BRIEF:
Give the number of lines below that contain the word "name", and nothing else.

RECORD SET:
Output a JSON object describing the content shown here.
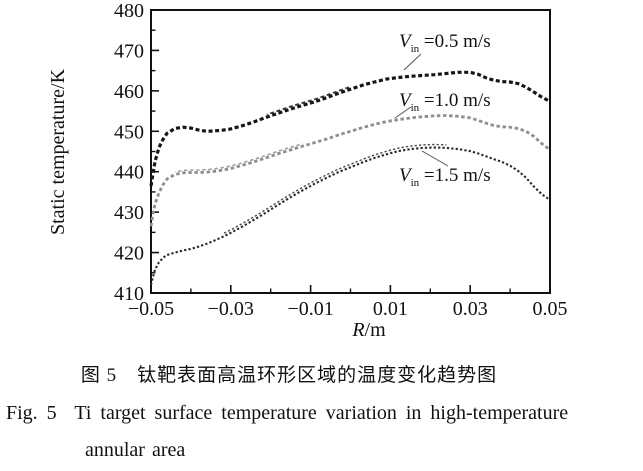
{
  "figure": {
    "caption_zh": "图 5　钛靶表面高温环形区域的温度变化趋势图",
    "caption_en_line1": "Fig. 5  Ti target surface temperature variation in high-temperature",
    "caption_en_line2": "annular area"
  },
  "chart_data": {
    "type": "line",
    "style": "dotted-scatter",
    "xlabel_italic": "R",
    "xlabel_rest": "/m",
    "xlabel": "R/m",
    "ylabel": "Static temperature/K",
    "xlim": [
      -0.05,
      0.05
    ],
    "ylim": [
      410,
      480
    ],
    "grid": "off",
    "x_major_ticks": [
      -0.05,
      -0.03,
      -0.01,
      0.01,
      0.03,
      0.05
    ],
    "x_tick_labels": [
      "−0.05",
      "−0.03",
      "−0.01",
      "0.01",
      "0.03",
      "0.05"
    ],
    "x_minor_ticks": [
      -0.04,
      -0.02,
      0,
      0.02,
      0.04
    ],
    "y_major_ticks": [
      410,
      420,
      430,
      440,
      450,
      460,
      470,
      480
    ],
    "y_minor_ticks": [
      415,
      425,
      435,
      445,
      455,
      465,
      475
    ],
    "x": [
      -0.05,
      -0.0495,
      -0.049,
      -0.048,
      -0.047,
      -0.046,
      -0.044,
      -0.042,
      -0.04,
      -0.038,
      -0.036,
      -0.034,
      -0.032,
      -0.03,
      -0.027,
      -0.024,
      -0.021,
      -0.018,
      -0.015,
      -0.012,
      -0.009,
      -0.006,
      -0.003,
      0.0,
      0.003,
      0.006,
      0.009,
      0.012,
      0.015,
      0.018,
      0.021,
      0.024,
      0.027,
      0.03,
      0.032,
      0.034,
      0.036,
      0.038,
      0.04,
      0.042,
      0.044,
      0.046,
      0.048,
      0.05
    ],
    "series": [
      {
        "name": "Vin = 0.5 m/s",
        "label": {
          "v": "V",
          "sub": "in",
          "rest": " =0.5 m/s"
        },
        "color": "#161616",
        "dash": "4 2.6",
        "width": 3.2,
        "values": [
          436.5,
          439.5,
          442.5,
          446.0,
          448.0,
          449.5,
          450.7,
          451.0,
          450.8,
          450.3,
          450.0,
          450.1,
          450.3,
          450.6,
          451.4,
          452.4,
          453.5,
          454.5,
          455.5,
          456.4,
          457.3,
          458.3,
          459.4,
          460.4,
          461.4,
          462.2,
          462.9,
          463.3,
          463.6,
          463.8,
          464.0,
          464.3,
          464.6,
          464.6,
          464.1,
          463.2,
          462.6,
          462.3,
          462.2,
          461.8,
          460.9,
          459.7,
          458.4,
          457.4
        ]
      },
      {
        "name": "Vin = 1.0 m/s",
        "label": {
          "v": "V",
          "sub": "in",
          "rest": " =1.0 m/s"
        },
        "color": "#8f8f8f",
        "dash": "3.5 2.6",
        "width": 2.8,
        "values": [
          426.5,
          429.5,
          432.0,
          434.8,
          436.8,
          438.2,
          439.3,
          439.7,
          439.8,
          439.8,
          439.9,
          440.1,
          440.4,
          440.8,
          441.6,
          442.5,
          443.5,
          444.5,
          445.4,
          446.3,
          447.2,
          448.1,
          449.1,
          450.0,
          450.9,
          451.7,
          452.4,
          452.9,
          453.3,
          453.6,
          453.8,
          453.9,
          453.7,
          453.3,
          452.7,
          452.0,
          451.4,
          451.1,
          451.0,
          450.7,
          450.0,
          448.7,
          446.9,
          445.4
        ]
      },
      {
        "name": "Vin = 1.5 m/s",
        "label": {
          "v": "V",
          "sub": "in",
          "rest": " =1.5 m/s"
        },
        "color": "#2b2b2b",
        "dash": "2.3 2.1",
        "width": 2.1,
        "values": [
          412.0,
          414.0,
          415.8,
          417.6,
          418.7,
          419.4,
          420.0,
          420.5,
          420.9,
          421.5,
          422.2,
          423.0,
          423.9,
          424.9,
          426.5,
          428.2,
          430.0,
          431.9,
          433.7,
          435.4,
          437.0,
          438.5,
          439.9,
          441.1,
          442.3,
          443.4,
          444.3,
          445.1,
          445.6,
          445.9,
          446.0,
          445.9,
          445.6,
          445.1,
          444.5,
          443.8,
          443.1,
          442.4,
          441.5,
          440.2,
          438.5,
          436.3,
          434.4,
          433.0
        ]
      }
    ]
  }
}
==
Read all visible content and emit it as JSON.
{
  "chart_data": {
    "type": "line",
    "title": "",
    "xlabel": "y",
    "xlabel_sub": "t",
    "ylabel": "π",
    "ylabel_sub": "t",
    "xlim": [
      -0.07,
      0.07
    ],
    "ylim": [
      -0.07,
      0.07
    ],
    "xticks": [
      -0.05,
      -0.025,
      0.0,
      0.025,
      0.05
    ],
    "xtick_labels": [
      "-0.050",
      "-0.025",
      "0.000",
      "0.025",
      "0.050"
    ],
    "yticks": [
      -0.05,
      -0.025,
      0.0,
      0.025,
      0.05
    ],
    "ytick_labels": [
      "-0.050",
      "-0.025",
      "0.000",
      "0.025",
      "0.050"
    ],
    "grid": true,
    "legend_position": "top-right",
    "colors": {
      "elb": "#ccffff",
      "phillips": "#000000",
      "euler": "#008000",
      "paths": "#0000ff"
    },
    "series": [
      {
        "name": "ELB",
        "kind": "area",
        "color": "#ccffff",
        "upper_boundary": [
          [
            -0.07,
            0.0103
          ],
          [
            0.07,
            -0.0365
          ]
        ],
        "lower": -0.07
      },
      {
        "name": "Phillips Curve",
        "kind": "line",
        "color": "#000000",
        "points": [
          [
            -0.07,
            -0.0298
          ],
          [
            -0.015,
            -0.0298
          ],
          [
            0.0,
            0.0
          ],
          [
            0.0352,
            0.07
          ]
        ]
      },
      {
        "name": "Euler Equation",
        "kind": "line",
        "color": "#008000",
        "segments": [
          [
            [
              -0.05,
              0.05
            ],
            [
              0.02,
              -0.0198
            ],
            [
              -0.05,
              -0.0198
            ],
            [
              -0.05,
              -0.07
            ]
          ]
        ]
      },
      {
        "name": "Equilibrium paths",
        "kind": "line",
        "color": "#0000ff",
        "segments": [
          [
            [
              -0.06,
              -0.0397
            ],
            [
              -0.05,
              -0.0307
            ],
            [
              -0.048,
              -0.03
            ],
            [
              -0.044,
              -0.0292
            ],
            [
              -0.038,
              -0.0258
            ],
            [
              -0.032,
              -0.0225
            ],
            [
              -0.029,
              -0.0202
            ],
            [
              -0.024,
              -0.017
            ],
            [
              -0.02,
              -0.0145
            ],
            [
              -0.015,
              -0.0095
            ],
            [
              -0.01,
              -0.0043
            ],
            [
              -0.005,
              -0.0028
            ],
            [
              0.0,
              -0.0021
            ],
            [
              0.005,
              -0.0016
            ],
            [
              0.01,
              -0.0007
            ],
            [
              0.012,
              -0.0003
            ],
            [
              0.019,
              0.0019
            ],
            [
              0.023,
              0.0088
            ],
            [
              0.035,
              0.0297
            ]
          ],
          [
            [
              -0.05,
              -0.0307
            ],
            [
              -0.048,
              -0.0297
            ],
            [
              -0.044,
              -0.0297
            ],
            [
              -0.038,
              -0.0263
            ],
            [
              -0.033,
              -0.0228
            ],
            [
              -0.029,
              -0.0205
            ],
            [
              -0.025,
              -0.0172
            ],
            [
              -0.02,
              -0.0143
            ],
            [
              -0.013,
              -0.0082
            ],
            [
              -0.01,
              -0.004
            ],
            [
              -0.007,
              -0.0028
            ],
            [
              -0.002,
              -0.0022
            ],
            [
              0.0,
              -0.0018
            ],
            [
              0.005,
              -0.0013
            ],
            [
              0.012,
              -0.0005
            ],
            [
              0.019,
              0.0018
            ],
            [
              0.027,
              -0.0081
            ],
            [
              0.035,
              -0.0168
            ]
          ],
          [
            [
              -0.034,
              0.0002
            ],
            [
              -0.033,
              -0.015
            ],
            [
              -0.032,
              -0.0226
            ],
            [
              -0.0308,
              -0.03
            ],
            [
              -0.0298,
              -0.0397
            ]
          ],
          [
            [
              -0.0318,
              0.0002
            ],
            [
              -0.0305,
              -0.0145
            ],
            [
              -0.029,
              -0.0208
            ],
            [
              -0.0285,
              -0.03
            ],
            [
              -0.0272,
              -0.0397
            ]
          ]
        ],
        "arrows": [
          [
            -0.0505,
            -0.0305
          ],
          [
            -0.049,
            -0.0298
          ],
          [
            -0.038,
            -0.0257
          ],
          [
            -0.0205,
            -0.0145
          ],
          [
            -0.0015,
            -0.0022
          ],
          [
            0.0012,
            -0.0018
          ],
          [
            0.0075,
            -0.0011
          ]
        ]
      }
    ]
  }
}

PROBLEM SOLUTION:
7